PREGUNTAS DE COMPRENSIÓN:
**a)** Reproduce, por favor, el tramo del fragmento sobre las transferencias federales que va desde "En un muy probable" hasta "o se contrajera.".
**b)** Resume en dos oraciones el fragmento sobre las transferencias federales.

FRAGMENTO MOSTRADO:
####################

En un muy probable escenario de baja obtención de recursos del gobierno federal, estados y municipios recibirían un menor monto de transferencias federales. Y aunque para el año 2020 el gobierno nacional instrumentó amortiguadores fiscales (como las coberturas contratadas contra la eventual baja del precio del petróleo estimada en la Ley de Ingresos del presente año y el Fondo de Estabilización de Ingresos Presupuestarios, que al segundo trimestre de 2019 contaba con un saldo de 296.3 millones de pesos), el próximo año el costo de contratar el “seguro” de coberturas será más elevado, los recursos del Fondo de Estabilización se verán disminuidos por ser empleados desde ya y, también, la repercusión de una posible tendencia a la baja en la recaudación de impuestos haría que la RFP no tuviera crecimiento o se contrajera.

####################

MATERIAL EXTRAÍDO:
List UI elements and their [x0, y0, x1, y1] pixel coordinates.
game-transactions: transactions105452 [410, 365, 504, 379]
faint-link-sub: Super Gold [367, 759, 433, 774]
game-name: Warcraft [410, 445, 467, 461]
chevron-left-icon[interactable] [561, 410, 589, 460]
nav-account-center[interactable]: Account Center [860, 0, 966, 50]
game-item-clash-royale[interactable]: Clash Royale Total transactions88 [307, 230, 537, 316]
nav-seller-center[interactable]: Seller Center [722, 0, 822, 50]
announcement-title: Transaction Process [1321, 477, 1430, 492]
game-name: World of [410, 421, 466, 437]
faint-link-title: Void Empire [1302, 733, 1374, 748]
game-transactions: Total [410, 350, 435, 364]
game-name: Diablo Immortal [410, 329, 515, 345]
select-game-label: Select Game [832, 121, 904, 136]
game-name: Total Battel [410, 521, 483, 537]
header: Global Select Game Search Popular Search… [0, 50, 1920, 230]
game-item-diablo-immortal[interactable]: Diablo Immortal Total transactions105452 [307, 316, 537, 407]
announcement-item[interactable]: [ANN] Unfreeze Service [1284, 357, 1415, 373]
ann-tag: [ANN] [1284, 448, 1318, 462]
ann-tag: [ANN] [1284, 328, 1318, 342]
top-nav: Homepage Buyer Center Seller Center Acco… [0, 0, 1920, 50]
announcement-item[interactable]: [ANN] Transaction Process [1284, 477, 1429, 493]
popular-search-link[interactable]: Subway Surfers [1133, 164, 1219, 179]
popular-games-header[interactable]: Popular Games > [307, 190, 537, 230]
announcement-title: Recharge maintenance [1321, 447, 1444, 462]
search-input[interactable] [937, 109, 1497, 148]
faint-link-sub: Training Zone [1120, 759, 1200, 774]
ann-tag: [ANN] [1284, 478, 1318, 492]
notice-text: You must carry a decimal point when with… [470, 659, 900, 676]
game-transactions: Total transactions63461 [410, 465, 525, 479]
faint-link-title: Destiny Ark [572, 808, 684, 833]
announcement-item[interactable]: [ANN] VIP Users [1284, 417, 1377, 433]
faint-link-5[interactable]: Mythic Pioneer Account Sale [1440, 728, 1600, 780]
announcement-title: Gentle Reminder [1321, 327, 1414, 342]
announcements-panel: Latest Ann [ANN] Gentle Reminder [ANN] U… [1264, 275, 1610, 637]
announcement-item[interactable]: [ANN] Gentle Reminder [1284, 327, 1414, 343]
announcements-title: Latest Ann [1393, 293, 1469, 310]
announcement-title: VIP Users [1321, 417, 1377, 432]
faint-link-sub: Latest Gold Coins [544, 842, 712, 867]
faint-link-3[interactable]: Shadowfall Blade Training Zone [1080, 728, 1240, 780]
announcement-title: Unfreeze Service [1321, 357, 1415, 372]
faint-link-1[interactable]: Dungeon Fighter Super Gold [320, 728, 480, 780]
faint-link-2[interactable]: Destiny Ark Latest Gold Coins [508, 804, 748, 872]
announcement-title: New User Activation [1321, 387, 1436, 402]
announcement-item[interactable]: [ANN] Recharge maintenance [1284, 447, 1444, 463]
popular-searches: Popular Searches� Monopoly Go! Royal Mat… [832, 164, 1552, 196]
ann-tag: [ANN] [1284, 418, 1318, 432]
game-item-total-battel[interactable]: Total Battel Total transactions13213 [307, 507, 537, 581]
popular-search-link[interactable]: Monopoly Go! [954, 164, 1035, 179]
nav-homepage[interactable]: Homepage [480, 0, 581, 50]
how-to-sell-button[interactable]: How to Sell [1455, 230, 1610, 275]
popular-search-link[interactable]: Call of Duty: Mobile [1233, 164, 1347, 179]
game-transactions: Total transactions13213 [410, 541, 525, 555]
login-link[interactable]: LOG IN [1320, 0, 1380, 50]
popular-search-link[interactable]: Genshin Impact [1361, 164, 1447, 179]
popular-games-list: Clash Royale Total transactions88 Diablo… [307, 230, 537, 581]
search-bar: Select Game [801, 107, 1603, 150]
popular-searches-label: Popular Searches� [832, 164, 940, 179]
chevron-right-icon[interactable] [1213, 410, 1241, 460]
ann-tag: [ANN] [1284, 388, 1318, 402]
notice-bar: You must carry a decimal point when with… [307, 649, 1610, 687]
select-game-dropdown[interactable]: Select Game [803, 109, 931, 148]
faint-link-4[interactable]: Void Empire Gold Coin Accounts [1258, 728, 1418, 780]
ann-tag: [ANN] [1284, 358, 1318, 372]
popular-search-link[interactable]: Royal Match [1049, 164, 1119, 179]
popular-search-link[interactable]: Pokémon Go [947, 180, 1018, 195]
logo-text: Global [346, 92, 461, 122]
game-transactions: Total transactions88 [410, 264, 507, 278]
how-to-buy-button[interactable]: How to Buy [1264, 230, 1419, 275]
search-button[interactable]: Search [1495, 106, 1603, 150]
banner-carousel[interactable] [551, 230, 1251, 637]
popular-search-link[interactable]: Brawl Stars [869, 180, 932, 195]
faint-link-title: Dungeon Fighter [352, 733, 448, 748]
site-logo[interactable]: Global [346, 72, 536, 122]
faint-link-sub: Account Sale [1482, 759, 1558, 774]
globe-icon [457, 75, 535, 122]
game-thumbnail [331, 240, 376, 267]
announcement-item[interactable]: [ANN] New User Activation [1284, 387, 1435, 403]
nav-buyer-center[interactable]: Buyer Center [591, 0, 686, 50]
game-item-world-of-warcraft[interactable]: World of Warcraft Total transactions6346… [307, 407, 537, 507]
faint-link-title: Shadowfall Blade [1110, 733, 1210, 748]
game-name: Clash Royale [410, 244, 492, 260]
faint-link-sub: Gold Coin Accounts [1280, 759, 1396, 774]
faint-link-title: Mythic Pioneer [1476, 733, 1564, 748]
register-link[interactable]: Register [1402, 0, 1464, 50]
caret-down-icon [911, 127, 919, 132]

####################

SECCIÓN DE RESPUESTAS:
**a)**
En un muy probable escenario de baja obtención de recursos del gobierno federal, estados y municipios recibirían un menor monto de transferencias federales. Y aunque para el año 2020 el gobierno nacional instrumentó amortiguadores fiscales (como las coberturas contratadas contra la eventual baja del precio del petróleo estimada en la Ley de Ingresos del presente año y el Fondo de Estabilización de Ingresos Presupuestarios, que al segundo trimestre de 2019 contaba con un saldo de 296.3 millones de pesos), el próximo año el costo de contratar el “seguro” de coberturas será más elevado, los recursos del Fondo de Estabilización se verán disminuidos por ser empleados desde ya y, también, la repercusión de una posible tendencia a la baja en la recaudación de impuestos haría que la RFP no tuviera crecimiento o se contrajera.

**b)** Ante una probable baja en la obtención de recursos del gobierno federal, estados y municipios recibirían un menor monto de transferencias federales. Aunque para 2020 el gobierno nacional instrumentó amortiguadores fiscales, como las coberturas contra la baja del precio del petróleo y el Fondo de Estabilización de Ingresos Presupuestarios, el próximo año contratar las coberturas costará más y el Fondo tendrá menos recursos por emplearse desde ya.